» Set exercise
Please rewrite the entries below, changing every "Bytebase SQL Editor" to "Bytebase Query Editor" and keeping everything else the same. Leave out the pictures.

— START OF Dataset extract —

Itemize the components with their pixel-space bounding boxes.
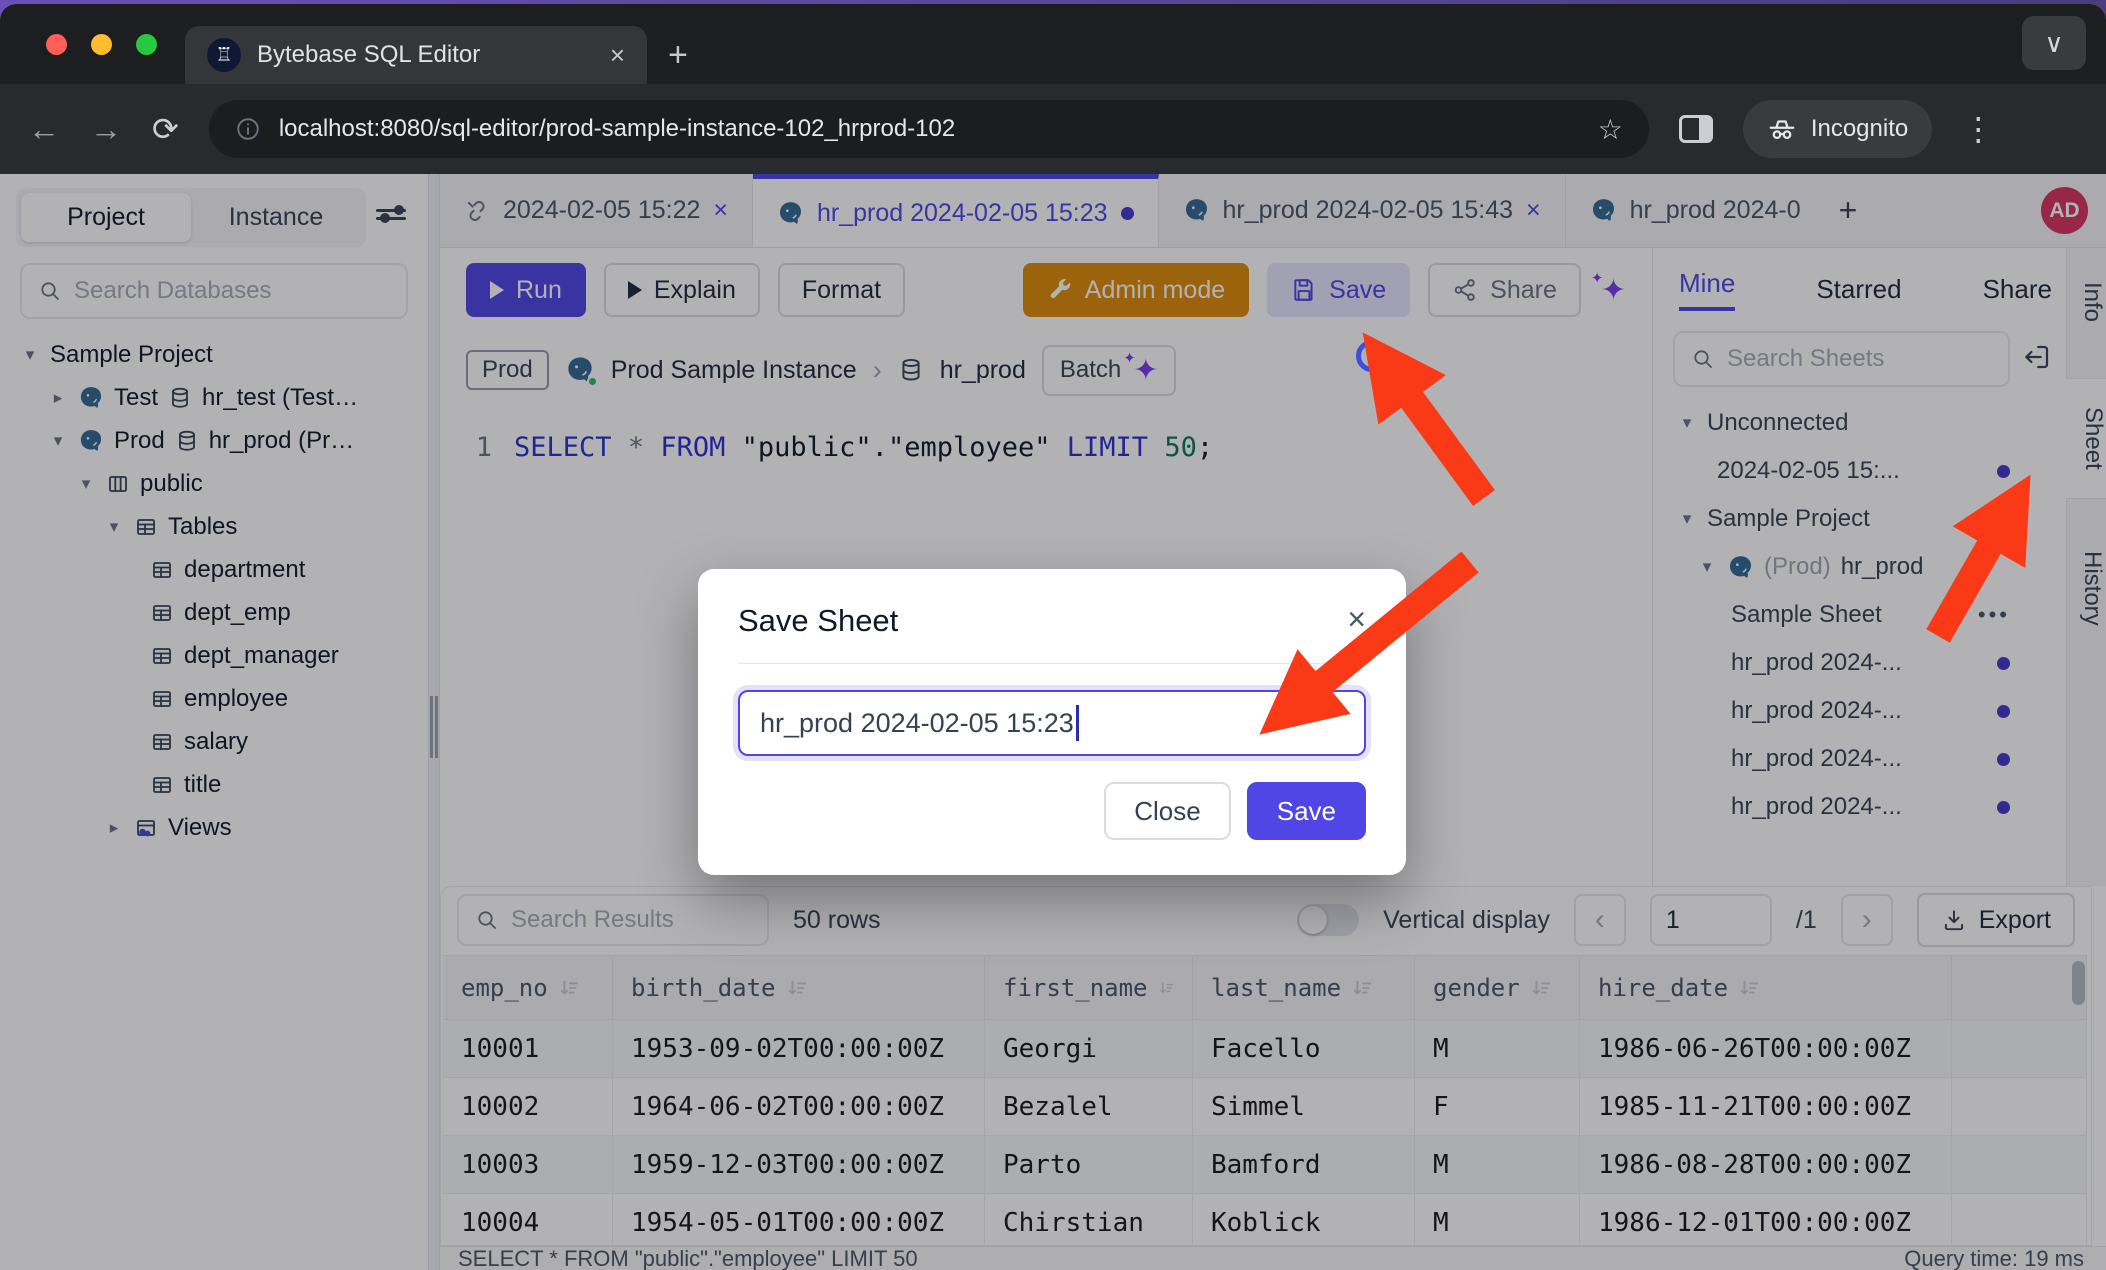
bytebase-favicon-icon: ♖	[207, 38, 241, 72]
incognito-icon	[1767, 114, 1797, 144]
browser-menu-icon[interactable]: ⋮	[1962, 110, 1994, 148]
text-cursor	[1076, 705, 1079, 741]
reload-icon[interactable]: ⟳	[152, 110, 179, 148]
new-tab-button[interactable]: +	[668, 36, 688, 75]
browser-tab-title: Bytebase SQL Editor	[257, 41, 594, 69]
browser-toolbar: ← → ⟳ localhost:8080/sql-editor/prod-sam…	[0, 84, 2106, 174]
dialog-close-button[interactable]: Close	[1104, 782, 1230, 840]
site-info-icon[interactable]	[235, 116, 261, 142]
minimize-window-button[interactable]	[91, 34, 112, 55]
sheet-title-value: hr_prod 2024-02-05 15:23	[760, 708, 1074, 739]
side-panel-icon[interactable]	[1679, 115, 1713, 143]
bookmark-star-icon[interactable]: ☆	[1598, 113, 1623, 146]
close-window-button[interactable]	[46, 34, 67, 55]
close-tab-icon[interactable]: ×	[610, 40, 625, 71]
zoom-window-button[interactable]	[136, 34, 157, 55]
window-controls	[46, 34, 157, 55]
incognito-badge: Incognito	[1743, 100, 1932, 158]
browser-tabstrip: ♖ Bytebase SQL Editor × + ∨	[0, 4, 2106, 84]
annotation-circle	[1356, 340, 1388, 372]
browser-tab[interactable]: ♖ Bytebase SQL Editor ×	[185, 26, 647, 84]
dialog-divider	[738, 663, 1366, 664]
url-text: localhost:8080/sql-editor/prod-sample-in…	[279, 115, 1580, 143]
save-sheet-dialog: Save Sheet × hr_prod 2024-02-05 15:23 Cl…	[698, 569, 1406, 875]
back-icon[interactable]: ←	[28, 111, 60, 148]
screenshot-stage: ♖ Bytebase SQL Editor × + ∨ ← → ⟳ localh…	[0, 0, 2106, 1270]
forward-icon[interactable]: →	[90, 111, 122, 148]
browser-window: ♖ Bytebase SQL Editor × + ∨ ← → ⟳ localh…	[0, 4, 2106, 1270]
address-bar[interactable]: localhost:8080/sql-editor/prod-sample-in…	[209, 100, 1649, 158]
dialog-save-button[interactable]: Save	[1247, 782, 1366, 840]
dialog-close-icon[interactable]: ×	[1347, 603, 1366, 635]
dialog-title: Save Sheet	[738, 603, 898, 639]
sheet-title-input[interactable]: hr_prod 2024-02-05 15:23	[738, 690, 1366, 756]
tab-search-chevron-button[interactable]: ∨	[2022, 16, 2086, 70]
incognito-label: Incognito	[1811, 115, 1908, 143]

— END OF Dataset extract —

» Full response
Itemize the components with their pixel-space bounding boxes.
bytebase-favicon-icon: ♖	[207, 38, 241, 72]
incognito-icon	[1767, 114, 1797, 144]
browser-menu-icon[interactable]: ⋮	[1962, 110, 1994, 148]
text-cursor	[1076, 705, 1079, 741]
reload-icon[interactable]: ⟳	[152, 110, 179, 148]
new-tab-button[interactable]: +	[668, 36, 688, 75]
browser-tab-title: Bytebase Query Editor	[257, 41, 594, 69]
browser-toolbar: ← → ⟳ localhost:8080/sql-editor/prod-sam…	[0, 84, 2106, 174]
dialog-close-button[interactable]: Close	[1104, 782, 1230, 840]
site-info-icon[interactable]	[235, 116, 261, 142]
minimize-window-button[interactable]	[91, 34, 112, 55]
sheet-title-value: hr_prod 2024-02-05 15:23	[760, 708, 1074, 739]
side-panel-icon[interactable]	[1679, 115, 1713, 143]
bookmark-star-icon[interactable]: ☆	[1598, 113, 1623, 146]
close-window-button[interactable]	[46, 34, 67, 55]
close-tab-icon[interactable]: ×	[610, 40, 625, 71]
zoom-window-button[interactable]	[136, 34, 157, 55]
window-controls	[46, 34, 157, 55]
incognito-badge: Incognito	[1743, 100, 1932, 158]
browser-tabstrip: ♖ Bytebase Query Editor × + ∨	[0, 4, 2106, 84]
annotation-circle	[1356, 340, 1388, 372]
browser-tab[interactable]: ♖ Bytebase Query Editor ×	[185, 26, 647, 84]
dialog-divider	[738, 663, 1366, 664]
url-text: localhost:8080/sql-editor/prod-sample-in…	[279, 115, 1580, 143]
save-sheet-dialog: Save Sheet × hr_prod 2024-02-05 15:23 Cl…	[698, 569, 1406, 875]
back-icon[interactable]: ←	[28, 111, 60, 148]
screenshot-stage: ♖ Bytebase Query Editor × + ∨ ← → ⟳ localh…	[0, 0, 2106, 1270]
forward-icon[interactable]: →	[90, 111, 122, 148]
browser-window: ♖ Bytebase Query Editor × + ∨ ← → ⟳ localh…	[0, 4, 2106, 1270]
address-bar[interactable]: localhost:8080/sql-editor/prod-sample-in…	[209, 100, 1649, 158]
dialog-save-button[interactable]: Save	[1247, 782, 1366, 840]
dialog-close-icon[interactable]: ×	[1347, 603, 1366, 635]
dialog-title: Save Sheet	[738, 603, 898, 639]
sheet-title-input[interactable]: hr_prod 2024-02-05 15:23	[738, 690, 1366, 756]
tab-search-chevron-button[interactable]: ∨	[2022, 16, 2086, 70]
incognito-label: Incognito	[1811, 115, 1908, 143]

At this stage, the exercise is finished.